# Exercise instructions:
For each line in the data below that holds "выплаты", return a copy.

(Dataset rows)
>> BEGIN

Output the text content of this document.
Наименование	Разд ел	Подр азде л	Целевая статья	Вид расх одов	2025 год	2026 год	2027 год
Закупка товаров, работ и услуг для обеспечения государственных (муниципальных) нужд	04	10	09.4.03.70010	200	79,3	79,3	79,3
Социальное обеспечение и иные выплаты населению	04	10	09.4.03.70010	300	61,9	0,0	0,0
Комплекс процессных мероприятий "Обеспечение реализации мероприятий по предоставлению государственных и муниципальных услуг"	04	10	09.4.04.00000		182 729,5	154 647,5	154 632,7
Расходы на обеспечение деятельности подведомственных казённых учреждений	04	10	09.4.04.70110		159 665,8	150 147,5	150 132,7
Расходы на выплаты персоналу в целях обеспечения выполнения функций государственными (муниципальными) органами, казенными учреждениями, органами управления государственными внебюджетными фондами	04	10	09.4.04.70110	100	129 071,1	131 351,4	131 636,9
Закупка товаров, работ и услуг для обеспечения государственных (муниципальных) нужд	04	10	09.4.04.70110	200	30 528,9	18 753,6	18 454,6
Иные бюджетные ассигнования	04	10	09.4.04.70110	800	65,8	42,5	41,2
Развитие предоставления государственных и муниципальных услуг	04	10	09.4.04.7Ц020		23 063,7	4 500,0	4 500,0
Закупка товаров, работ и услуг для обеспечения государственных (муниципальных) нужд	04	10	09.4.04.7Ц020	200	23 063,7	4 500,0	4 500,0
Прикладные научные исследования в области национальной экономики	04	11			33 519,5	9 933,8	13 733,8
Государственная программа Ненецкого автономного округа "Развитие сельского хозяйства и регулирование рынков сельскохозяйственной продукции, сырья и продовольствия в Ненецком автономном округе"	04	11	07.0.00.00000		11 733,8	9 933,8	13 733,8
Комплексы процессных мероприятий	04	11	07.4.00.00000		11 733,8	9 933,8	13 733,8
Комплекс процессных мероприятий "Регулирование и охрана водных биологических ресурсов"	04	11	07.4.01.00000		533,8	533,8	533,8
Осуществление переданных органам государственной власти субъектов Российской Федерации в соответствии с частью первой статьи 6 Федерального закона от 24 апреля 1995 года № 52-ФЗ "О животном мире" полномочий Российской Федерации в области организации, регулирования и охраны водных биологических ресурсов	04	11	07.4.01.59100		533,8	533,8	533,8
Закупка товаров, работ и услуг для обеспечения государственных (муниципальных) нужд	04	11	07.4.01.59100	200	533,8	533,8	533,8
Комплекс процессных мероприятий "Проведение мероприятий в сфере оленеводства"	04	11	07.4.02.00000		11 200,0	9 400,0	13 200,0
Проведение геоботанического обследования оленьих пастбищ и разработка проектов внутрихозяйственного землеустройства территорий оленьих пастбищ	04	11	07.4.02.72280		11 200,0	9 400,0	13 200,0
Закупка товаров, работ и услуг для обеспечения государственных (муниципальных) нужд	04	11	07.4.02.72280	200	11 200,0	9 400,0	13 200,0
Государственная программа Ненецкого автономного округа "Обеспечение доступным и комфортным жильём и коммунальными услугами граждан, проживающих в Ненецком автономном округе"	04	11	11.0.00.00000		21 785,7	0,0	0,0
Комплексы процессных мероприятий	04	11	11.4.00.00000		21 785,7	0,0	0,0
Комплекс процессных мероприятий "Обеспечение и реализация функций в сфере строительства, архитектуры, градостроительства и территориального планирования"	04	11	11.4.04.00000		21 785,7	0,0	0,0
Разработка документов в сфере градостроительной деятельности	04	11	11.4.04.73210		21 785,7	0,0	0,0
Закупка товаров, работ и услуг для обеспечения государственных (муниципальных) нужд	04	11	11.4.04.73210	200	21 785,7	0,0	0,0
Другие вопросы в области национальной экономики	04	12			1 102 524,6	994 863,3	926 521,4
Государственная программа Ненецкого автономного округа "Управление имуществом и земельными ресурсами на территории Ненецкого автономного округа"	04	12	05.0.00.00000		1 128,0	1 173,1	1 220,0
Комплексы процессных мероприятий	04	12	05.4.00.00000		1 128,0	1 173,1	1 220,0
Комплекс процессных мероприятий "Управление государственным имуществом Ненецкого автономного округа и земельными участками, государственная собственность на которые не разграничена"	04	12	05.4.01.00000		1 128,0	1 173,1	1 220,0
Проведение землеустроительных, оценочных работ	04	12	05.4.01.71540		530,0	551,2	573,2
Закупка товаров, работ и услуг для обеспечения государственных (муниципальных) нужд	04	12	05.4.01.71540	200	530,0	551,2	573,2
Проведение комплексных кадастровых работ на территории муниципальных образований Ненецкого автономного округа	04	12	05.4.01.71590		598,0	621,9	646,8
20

>> END

# Expected answer:
Социальное обеспечение и иные выплаты населению	04	10	09.4.03.70010	300	61,9	0,0	0,0
Расходы на выплаты персоналу в целях обеспечения выполнения функций государственными (муниципальными) органами, казенными учреждениями, органами управления государственными внебюджетными фондами	04	10	09.4.04.70110	100	129 071,1	131 351,4	131 636,9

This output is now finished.